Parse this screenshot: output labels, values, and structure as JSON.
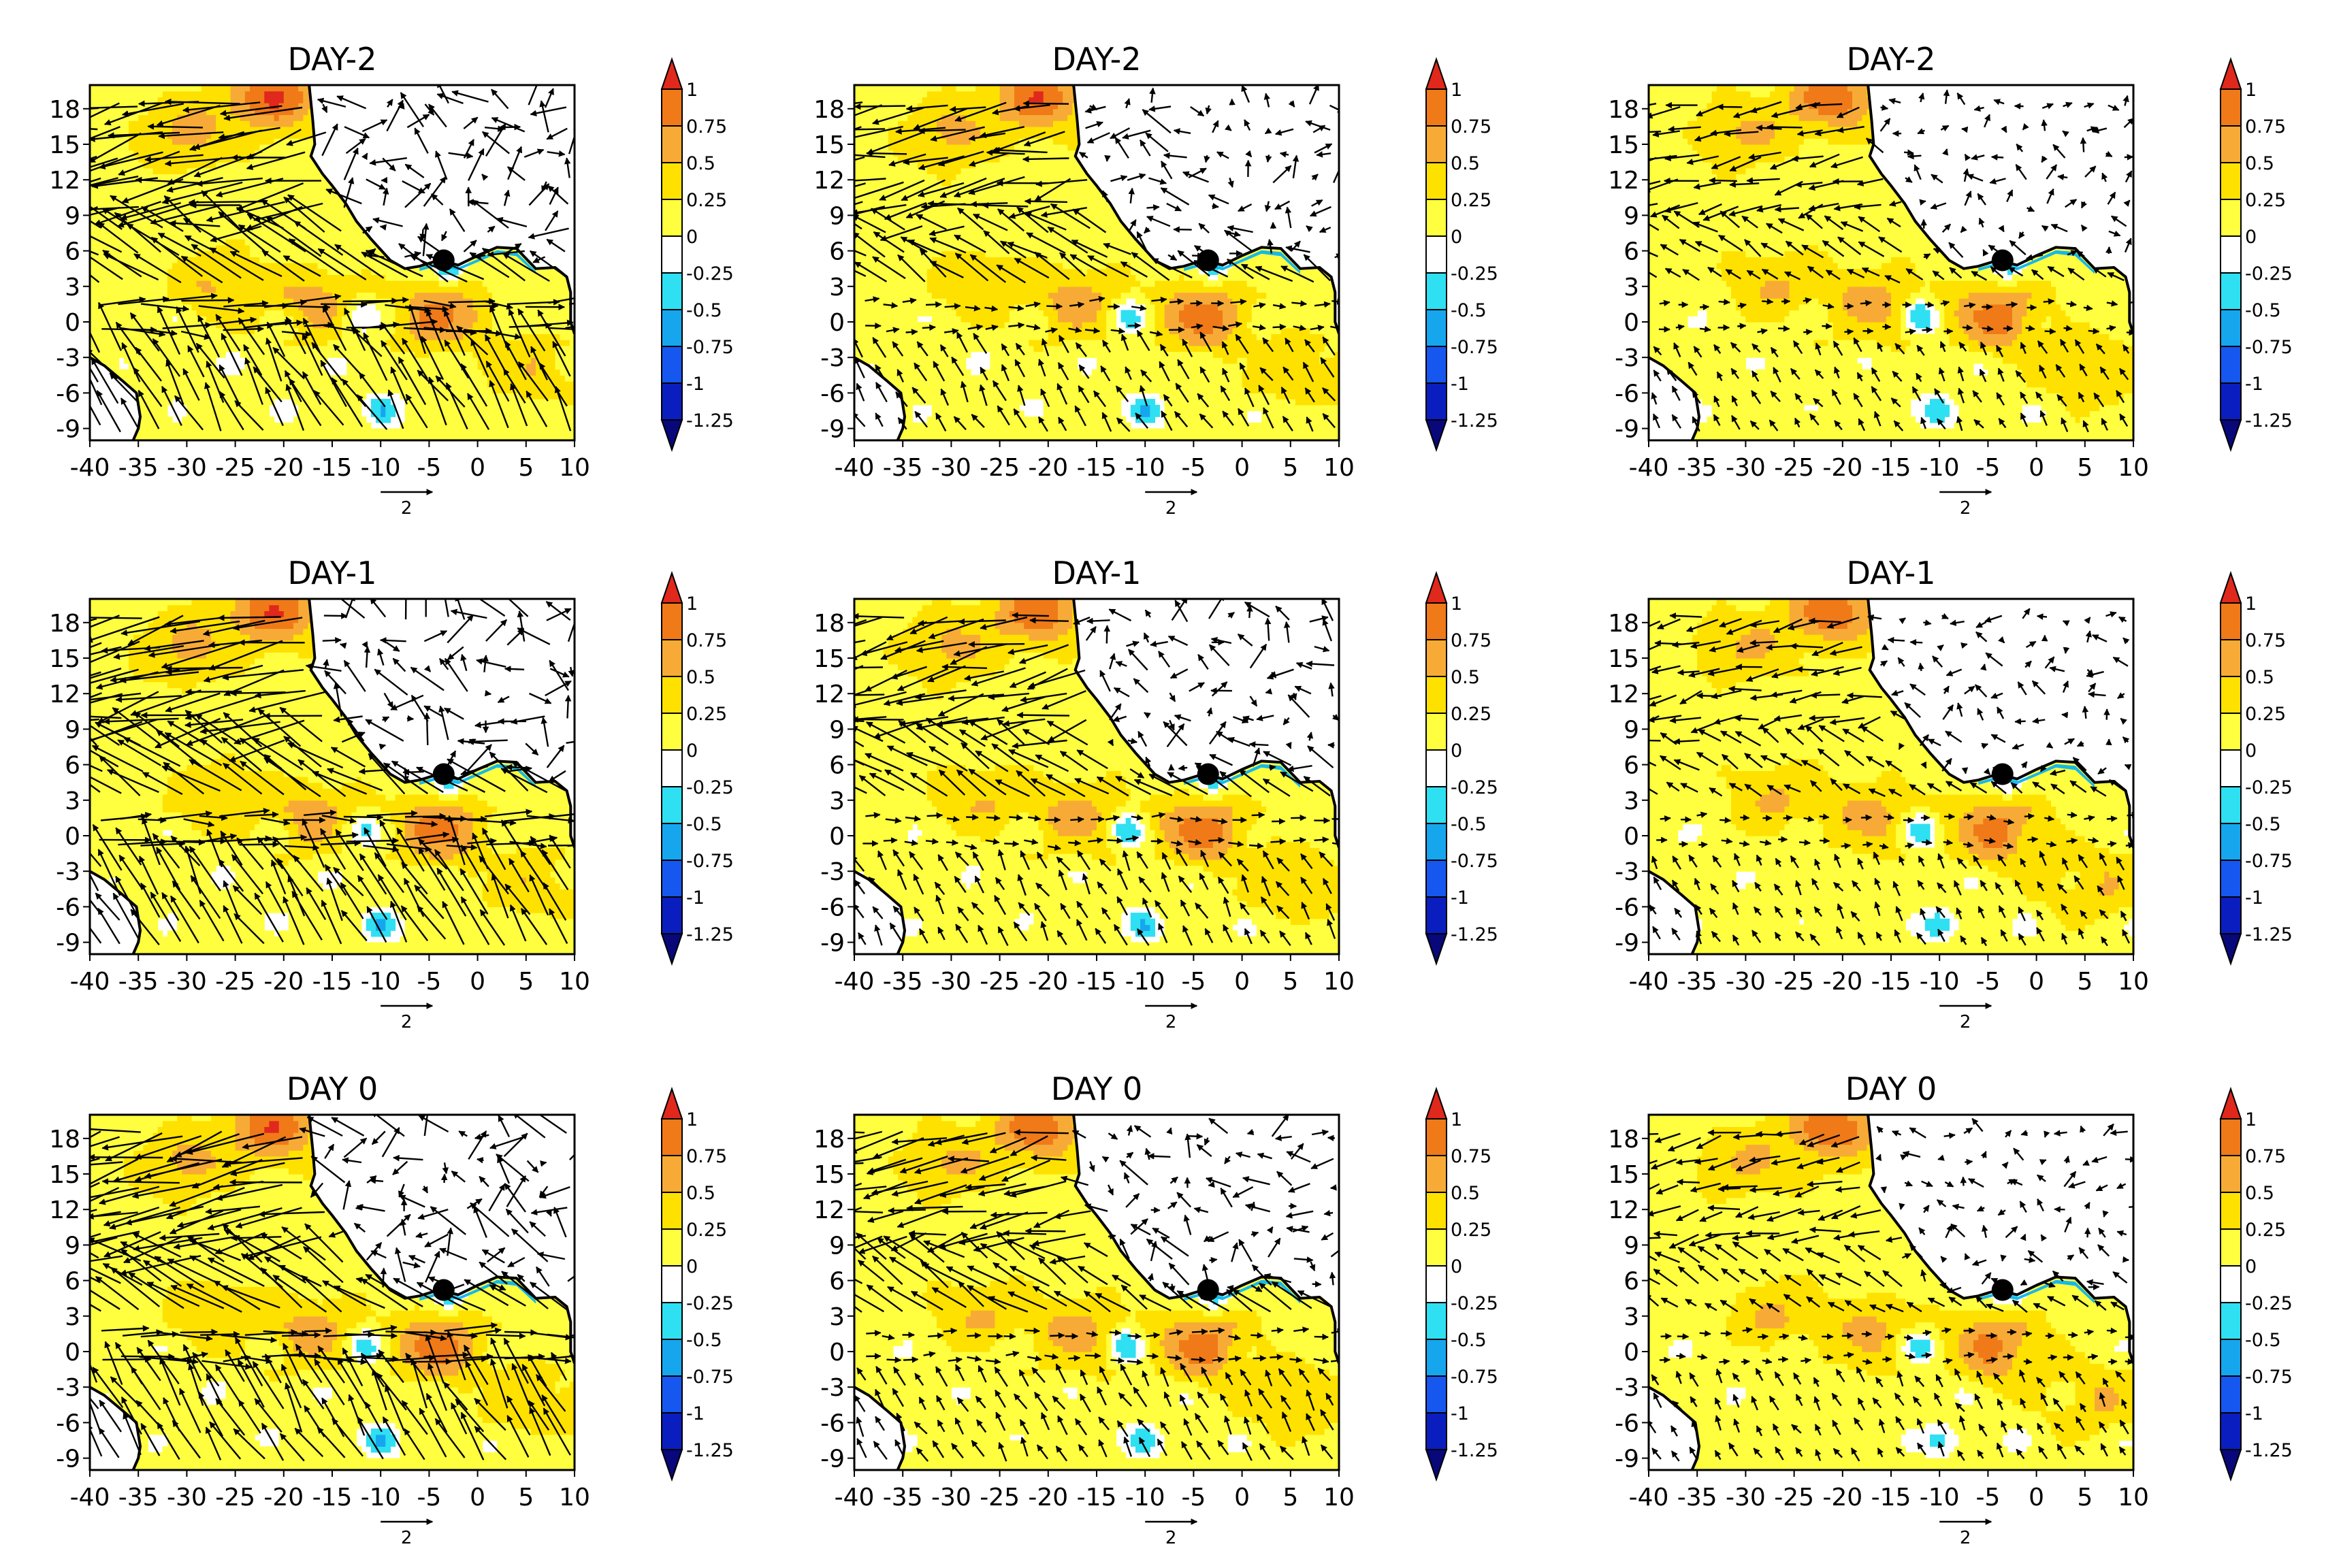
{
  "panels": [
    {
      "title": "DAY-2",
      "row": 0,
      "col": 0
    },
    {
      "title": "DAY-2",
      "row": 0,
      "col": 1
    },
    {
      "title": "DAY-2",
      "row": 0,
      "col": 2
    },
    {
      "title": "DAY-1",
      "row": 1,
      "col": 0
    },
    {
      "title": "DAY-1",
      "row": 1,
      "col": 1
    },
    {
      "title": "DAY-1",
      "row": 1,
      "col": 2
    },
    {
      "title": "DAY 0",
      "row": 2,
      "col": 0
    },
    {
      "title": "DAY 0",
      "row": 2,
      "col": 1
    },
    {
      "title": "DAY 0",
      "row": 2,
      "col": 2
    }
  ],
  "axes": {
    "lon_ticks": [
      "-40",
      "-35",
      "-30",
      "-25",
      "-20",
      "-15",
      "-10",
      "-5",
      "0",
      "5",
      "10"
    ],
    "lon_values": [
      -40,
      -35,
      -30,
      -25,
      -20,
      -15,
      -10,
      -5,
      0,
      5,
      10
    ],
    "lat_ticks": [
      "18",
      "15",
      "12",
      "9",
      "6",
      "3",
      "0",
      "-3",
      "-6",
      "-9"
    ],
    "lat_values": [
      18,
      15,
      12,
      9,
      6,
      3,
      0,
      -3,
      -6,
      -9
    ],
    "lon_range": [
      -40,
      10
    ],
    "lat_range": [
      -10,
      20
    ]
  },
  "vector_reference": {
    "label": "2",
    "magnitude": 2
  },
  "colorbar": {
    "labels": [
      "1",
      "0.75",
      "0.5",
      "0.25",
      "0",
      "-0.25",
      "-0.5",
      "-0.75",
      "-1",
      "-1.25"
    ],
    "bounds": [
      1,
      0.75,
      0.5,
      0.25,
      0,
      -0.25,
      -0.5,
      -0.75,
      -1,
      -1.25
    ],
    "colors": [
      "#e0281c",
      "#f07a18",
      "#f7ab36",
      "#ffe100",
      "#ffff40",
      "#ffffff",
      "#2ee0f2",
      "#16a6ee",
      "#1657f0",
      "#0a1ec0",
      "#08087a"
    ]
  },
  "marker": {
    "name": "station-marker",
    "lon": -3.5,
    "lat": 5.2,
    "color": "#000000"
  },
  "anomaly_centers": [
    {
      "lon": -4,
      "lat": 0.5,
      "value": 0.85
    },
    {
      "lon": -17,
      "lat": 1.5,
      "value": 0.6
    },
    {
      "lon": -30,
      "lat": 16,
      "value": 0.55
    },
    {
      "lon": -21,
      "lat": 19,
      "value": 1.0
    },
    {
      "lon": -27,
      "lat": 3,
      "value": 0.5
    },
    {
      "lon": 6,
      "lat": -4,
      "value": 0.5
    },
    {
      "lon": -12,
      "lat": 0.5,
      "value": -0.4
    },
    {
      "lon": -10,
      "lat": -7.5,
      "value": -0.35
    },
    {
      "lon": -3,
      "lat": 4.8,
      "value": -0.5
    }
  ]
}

★ ★ ★ ★

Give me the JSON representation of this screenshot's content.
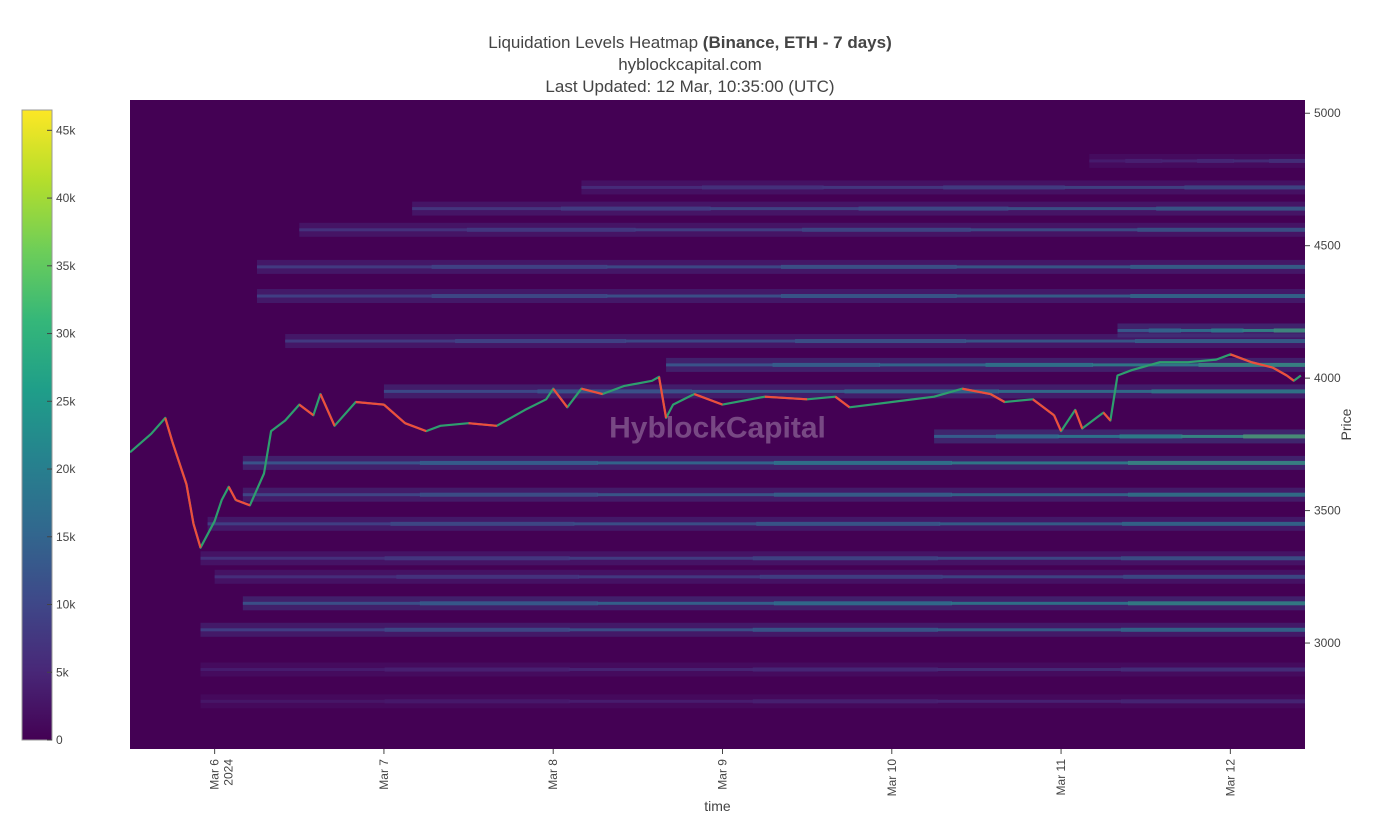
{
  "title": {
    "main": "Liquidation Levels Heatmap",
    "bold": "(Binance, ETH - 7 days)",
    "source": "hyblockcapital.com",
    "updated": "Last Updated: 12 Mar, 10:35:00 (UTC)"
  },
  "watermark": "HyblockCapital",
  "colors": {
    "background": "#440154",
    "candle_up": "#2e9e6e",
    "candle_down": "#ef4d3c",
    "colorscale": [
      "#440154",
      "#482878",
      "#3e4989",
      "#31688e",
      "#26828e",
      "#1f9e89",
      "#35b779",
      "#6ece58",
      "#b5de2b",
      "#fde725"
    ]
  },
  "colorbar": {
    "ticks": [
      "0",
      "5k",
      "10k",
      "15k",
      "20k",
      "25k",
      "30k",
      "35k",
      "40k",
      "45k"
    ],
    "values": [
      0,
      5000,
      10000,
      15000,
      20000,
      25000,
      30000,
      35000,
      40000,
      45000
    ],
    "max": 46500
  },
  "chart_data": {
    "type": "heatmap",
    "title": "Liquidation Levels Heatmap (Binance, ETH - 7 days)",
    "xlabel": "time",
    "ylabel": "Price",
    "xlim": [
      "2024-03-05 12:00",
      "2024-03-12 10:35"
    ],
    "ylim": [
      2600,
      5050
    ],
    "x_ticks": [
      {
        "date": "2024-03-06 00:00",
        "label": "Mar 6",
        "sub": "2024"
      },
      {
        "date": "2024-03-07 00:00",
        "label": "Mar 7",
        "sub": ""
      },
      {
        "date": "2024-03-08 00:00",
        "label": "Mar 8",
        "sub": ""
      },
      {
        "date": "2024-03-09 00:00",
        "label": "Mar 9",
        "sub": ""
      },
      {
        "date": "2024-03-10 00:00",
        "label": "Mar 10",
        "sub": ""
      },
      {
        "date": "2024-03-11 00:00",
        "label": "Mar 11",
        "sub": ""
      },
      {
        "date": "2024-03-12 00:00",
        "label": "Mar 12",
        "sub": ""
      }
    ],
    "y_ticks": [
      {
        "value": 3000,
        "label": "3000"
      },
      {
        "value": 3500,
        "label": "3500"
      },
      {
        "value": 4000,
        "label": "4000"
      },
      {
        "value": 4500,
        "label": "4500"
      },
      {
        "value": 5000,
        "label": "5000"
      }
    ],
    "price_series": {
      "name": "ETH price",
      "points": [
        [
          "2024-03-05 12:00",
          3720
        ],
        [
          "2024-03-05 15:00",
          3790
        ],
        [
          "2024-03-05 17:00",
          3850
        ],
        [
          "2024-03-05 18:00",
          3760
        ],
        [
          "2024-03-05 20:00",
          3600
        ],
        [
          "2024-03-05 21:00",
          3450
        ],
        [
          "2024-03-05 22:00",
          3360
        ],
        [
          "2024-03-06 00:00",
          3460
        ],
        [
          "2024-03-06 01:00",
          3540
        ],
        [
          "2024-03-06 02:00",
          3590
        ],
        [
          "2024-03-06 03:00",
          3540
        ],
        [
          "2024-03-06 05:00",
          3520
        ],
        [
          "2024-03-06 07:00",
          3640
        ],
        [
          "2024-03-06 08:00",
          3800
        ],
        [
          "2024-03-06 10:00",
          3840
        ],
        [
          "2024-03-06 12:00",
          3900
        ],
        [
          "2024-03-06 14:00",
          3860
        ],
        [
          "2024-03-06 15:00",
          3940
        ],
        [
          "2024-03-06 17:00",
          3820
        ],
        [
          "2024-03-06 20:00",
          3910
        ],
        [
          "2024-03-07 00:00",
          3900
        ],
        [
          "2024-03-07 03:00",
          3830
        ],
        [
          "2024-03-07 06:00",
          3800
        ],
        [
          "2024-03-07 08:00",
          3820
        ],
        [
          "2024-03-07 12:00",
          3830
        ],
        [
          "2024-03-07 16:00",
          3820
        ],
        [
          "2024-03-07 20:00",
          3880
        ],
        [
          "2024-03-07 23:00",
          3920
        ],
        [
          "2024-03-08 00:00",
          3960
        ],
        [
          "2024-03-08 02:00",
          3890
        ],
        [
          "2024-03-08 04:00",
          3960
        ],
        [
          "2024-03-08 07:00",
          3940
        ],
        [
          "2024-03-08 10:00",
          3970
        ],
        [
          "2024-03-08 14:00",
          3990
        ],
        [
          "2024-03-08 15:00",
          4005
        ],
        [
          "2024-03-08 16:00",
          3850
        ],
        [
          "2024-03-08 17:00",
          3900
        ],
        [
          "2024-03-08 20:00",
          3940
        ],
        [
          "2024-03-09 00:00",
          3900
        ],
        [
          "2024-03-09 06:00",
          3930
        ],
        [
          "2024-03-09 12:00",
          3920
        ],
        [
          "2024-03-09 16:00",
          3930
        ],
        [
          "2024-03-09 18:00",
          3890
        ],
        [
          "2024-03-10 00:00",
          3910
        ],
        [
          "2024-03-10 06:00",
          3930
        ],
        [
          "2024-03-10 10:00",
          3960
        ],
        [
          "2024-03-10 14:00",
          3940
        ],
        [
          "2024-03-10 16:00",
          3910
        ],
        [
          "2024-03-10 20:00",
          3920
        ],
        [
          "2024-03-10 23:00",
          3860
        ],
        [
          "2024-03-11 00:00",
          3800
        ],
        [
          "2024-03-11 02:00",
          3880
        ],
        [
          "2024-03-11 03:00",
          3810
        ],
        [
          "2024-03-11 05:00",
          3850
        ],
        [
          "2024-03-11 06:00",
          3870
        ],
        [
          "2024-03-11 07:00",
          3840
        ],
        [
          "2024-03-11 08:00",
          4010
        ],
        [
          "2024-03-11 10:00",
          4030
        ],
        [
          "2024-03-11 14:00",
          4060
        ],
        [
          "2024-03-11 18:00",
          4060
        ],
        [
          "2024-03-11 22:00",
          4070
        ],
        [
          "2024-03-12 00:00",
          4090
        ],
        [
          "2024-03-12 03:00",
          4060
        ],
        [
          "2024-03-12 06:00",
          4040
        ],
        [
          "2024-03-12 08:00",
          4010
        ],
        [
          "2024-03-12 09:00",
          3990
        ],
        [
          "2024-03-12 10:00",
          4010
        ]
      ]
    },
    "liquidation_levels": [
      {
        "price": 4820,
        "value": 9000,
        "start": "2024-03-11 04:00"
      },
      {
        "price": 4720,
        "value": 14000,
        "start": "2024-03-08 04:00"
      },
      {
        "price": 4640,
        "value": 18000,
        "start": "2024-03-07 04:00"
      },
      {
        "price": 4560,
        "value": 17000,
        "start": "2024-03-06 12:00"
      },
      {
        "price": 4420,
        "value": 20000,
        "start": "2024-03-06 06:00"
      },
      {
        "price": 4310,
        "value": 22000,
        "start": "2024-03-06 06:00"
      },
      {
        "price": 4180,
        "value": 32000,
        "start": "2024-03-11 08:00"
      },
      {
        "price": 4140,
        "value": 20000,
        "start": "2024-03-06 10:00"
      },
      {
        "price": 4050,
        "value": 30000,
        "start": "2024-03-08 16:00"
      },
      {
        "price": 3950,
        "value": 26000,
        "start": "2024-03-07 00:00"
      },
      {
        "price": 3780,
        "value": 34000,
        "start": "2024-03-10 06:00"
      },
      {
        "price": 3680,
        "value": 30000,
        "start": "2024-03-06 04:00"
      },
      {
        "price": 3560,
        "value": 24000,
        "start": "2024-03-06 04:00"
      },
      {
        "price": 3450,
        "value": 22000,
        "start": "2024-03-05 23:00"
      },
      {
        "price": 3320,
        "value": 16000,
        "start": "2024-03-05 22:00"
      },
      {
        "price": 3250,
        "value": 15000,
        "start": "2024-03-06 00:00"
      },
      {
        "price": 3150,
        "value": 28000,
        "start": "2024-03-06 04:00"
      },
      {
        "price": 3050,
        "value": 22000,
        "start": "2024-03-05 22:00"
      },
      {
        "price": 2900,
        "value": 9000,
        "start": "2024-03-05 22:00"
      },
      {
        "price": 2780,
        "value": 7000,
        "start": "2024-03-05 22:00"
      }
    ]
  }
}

★ ★ ★ ★

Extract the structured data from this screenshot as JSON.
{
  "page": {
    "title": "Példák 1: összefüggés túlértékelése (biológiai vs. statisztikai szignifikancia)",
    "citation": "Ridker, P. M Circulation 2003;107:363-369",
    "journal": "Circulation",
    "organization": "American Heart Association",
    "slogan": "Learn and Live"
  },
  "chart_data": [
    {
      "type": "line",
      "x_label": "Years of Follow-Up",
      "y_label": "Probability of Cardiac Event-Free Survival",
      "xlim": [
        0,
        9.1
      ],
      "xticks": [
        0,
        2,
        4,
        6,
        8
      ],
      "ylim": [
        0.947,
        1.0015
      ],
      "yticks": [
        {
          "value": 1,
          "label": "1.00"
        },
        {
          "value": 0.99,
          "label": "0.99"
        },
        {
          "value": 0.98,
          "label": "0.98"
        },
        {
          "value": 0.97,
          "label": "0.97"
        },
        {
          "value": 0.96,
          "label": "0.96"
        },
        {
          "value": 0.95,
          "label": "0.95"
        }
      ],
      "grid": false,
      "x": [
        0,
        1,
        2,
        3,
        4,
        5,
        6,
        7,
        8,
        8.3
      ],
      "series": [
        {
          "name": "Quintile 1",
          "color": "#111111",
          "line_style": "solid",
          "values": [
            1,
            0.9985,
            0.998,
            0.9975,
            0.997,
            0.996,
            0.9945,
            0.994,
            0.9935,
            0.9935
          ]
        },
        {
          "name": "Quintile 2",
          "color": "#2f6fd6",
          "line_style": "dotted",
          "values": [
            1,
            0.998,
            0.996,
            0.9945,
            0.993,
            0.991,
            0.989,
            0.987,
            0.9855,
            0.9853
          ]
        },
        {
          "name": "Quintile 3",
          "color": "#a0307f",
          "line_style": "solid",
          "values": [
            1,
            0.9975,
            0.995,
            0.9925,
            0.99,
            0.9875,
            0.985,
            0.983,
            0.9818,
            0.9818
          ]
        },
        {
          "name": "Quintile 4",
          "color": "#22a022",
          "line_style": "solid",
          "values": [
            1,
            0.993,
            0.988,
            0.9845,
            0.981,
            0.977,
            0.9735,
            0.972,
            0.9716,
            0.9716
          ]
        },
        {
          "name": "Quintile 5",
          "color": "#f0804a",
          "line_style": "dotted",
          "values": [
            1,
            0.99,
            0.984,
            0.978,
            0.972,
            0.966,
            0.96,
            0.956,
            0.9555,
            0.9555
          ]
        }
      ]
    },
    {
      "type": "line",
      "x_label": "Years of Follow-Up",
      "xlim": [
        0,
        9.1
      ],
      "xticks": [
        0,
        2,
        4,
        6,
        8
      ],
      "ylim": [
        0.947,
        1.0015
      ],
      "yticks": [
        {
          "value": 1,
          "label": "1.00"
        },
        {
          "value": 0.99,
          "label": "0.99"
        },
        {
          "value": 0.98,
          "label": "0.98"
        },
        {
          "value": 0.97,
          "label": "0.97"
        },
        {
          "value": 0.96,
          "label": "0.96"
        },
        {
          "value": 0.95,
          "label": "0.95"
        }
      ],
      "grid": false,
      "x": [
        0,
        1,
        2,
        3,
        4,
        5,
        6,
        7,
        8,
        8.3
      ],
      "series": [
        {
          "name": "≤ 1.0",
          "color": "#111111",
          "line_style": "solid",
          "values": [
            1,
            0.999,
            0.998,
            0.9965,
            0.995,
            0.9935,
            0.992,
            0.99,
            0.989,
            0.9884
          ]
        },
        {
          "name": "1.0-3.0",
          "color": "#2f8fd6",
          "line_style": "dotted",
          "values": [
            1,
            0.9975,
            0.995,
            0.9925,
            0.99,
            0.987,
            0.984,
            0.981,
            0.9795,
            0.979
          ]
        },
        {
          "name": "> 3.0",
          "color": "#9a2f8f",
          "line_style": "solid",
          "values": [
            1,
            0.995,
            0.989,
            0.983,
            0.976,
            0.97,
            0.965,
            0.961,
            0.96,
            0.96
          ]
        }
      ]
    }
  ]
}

★ ★ ★ ★

▶ THE EXERCISE: Copy out all lines from the material above that contain the string "Circulation".

▶ TASK OUTPUT:
    "citation": "Ridker, P. M Circulation 2003;107:363-369",
    "journal": "Circulation",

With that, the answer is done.